** Begin **

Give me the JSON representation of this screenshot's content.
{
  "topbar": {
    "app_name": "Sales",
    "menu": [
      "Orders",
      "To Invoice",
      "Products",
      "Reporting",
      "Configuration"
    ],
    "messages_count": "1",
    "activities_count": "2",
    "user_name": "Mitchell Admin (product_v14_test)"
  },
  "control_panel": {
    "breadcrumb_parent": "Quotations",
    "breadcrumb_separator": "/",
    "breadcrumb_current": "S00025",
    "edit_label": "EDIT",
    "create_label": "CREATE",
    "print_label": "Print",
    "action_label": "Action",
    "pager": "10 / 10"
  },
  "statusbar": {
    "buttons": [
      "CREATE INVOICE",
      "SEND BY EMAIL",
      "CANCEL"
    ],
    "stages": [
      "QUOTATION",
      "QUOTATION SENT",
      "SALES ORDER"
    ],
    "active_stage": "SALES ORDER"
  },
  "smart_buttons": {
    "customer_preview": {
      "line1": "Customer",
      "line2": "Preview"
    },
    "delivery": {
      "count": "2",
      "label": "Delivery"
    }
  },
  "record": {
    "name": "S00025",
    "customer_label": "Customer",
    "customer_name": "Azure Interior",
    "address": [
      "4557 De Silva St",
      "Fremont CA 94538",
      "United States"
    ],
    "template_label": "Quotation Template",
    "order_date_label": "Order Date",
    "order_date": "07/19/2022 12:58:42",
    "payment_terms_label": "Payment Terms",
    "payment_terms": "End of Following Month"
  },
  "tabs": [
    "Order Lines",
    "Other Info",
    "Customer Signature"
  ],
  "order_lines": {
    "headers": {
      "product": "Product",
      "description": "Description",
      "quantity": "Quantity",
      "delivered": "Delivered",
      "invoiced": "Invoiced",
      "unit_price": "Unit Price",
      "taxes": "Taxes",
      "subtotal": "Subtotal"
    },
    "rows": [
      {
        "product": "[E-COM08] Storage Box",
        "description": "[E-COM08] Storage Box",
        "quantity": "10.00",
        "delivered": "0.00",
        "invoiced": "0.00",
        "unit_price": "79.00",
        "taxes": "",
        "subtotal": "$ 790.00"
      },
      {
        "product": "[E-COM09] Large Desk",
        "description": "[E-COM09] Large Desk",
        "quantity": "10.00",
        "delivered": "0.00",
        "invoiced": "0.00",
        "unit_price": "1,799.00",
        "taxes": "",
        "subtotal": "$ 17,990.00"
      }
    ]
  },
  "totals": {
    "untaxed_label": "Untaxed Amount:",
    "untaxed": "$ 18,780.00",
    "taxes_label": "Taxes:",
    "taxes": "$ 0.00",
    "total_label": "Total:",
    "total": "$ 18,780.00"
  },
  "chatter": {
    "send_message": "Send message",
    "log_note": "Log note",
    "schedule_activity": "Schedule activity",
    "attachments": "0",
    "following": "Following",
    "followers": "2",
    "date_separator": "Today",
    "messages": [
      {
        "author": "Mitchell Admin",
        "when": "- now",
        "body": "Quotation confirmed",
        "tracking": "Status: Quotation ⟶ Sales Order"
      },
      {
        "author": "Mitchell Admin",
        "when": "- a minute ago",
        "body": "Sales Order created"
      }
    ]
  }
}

** End **

Quote the material exactly, leaving nothing out.

**Solution to this problem**.
Give me the JSON representation of this screenshot's content.
{
  "topbar": {
    "app_name": "Sales",
    "menu": [
      "Orders",
      "To Invoice",
      "Products",
      "Reporting",
      "Configuration"
    ],
    "messages_count": "1",
    "activities_count": "2",
    "user_name": "Mitchell Admin (product_v14_test)"
  },
  "control_panel": {
    "breadcrumb_parent": "Quotations",
    "breadcrumb_separator": "/",
    "breadcrumb_current": "S00025",
    "edit_label": "EDIT",
    "create_label": "CREATE",
    "print_label": "Print",
    "action_label": "Action",
    "pager": "10 / 10"
  },
  "statusbar": {
    "buttons": [
      "CREATE INVOICE",
      "SEND BY EMAIL",
      "CANCEL"
    ],
    "stages": [
      "QUOTATION",
      "QUOTATION SENT",
      "SALES ORDER"
    ],
    "active_stage": "SALES ORDER"
  },
  "smart_buttons": {
    "customer_preview": {
      "line1": "Customer",
      "line2": "Preview"
    },
    "delivery": {
      "count": "2",
      "label": "Delivery"
    }
  },
  "record": {
    "name": "S00025",
    "customer_label": "Customer",
    "customer_name": "Azure Interior",
    "address": [
      "4557 De Silva St",
      "Fremont CA 94538",
      "United States"
    ],
    "template_label": "Quotation Template",
    "order_date_label": "Order Date",
    "order_date": "07/19/2022 12:58:42",
    "payment_terms_label": "Payment Terms",
    "payment_terms": "End of Following Month"
  },
  "tabs": [
    "Order Lines",
    "Other Info",
    "Customer Signature"
  ],
  "order_lines": {
    "headers": {
      "product": "Product",
      "description": "Description",
      "quantity": "Quantity",
      "delivered": "Delivered",
      "invoiced": "Invoiced",
      "unit_price": "Unit Price",
      "taxes": "Taxes",
      "subtotal": "Subtotal"
    },
    "rows": [
      {
        "product": "[E-COM08] Storage Box",
        "description": "[E-COM08] Storage Box",
        "quantity": "10.00",
        "delivered": "0.00",
        "invoiced": "0.00",
        "unit_price": "79.00",
        "taxes": "",
        "subtotal": "$ 790.00"
      },
      {
        "product": "[E-COM09] Large Desk",
        "description": "[E-COM09] Large Desk",
        "quantity": "10.00",
        "delivered": "0.00",
        "invoiced": "0.00",
        "unit_price": "1,799.00",
        "taxes": "",
        "subtotal": "$ 17,990.00"
      }
    ]
  },
  "totals": {
    "untaxed_label": "Untaxed Amount:",
    "untaxed": "$ 18,780.00",
    "taxes_label": "Taxes:",
    "taxes": "$ 0.00",
    "total_label": "Total:",
    "total": "$ 18,780.00"
  },
  "chatter": {
    "send_message": "Send message",
    "log_note": "Log note",
    "schedule_activity": "Schedule activity",
    "attachments": "0",
    "following": "Following",
    "followers": "2",
    "date_separator": "Today",
    "messages": [
      {
        "author": "Mitchell Admin",
        "when": "- now",
        "body": "Quotation confirmed",
        "tracking": "Status: Quotation ⟶ Sales Order"
      },
      {
        "author": "Mitchell Admin",
        "when": "- a minute ago",
        "body": "Sales Order created"
      }
    ]
  }
}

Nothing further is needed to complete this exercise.